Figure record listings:
——

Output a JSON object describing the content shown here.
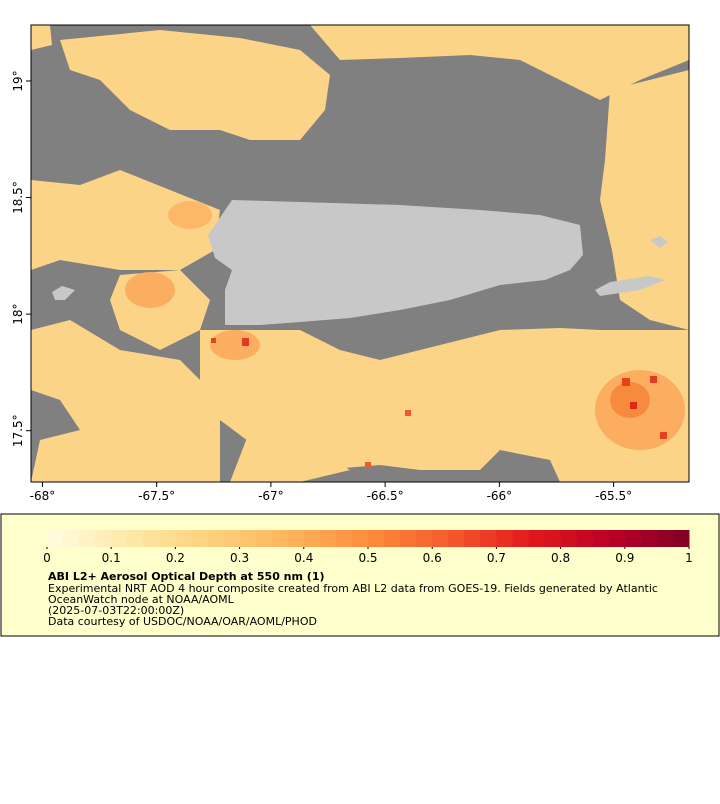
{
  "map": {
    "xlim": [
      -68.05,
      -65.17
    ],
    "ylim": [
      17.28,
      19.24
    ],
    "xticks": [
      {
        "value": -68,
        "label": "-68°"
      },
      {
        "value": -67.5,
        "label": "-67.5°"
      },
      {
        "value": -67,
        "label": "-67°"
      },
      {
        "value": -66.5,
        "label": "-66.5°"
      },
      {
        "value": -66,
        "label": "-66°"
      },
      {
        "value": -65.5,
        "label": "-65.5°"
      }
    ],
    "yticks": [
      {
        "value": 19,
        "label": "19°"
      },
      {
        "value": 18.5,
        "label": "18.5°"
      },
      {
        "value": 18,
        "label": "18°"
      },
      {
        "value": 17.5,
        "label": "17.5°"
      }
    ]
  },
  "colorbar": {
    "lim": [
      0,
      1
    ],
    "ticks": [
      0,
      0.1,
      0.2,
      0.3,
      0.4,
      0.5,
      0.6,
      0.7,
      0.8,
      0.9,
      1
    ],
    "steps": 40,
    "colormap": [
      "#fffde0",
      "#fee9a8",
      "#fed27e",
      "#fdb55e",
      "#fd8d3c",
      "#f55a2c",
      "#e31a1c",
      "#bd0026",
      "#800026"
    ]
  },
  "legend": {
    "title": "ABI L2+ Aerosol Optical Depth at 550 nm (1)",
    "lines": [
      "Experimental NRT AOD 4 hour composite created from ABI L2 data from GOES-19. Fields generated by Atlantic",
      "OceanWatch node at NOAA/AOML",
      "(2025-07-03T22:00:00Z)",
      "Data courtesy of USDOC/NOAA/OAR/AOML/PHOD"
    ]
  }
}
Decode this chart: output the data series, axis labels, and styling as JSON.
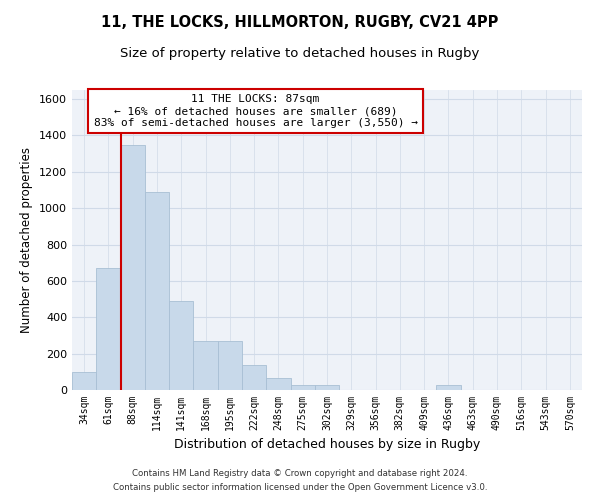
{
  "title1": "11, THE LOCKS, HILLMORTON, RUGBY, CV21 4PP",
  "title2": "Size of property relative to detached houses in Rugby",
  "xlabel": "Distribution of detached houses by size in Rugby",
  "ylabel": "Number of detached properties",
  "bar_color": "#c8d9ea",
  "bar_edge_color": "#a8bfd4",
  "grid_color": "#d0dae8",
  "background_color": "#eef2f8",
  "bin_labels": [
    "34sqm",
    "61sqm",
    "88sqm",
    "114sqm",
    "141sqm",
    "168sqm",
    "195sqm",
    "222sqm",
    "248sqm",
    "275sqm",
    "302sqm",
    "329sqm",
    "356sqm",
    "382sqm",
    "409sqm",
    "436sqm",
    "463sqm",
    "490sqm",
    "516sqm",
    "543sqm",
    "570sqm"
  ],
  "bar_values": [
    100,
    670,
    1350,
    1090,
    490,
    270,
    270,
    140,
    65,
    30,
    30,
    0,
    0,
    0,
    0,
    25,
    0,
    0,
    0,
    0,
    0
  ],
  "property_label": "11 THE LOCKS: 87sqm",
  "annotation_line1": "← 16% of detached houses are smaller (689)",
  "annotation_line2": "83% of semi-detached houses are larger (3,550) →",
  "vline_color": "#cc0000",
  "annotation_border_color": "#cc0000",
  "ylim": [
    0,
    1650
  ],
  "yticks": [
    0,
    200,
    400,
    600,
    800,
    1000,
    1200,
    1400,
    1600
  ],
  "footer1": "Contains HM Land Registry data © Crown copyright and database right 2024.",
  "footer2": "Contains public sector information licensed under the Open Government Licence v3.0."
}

——

THE EXERCISE: Exactly those lines that run from the line holding "Decode this chart: output" to the end of the listing above, both included, are to be reproduced, with pictures left out.

ANSWER TO THIS TASK:
Decode this chart: output the data series, axis labels, and styling as JSON.
{
  "title1": "11, THE LOCKS, HILLMORTON, RUGBY, CV21 4PP",
  "title2": "Size of property relative to detached houses in Rugby",
  "xlabel": "Distribution of detached houses by size in Rugby",
  "ylabel": "Number of detached properties",
  "bar_color": "#c8d9ea",
  "bar_edge_color": "#a8bfd4",
  "grid_color": "#d0dae8",
  "background_color": "#eef2f8",
  "bin_labels": [
    "34sqm",
    "61sqm",
    "88sqm",
    "114sqm",
    "141sqm",
    "168sqm",
    "195sqm",
    "222sqm",
    "248sqm",
    "275sqm",
    "302sqm",
    "329sqm",
    "356sqm",
    "382sqm",
    "409sqm",
    "436sqm",
    "463sqm",
    "490sqm",
    "516sqm",
    "543sqm",
    "570sqm"
  ],
  "bar_values": [
    100,
    670,
    1350,
    1090,
    490,
    270,
    270,
    140,
    65,
    30,
    30,
    0,
    0,
    0,
    0,
    25,
    0,
    0,
    0,
    0,
    0
  ],
  "property_label": "11 THE LOCKS: 87sqm",
  "annotation_line1": "← 16% of detached houses are smaller (689)",
  "annotation_line2": "83% of semi-detached houses are larger (3,550) →",
  "vline_color": "#cc0000",
  "annotation_border_color": "#cc0000",
  "ylim": [
    0,
    1650
  ],
  "yticks": [
    0,
    200,
    400,
    600,
    800,
    1000,
    1200,
    1400,
    1600
  ],
  "footer1": "Contains HM Land Registry data © Crown copyright and database right 2024.",
  "footer2": "Contains public sector information licensed under the Open Government Licence v3.0."
}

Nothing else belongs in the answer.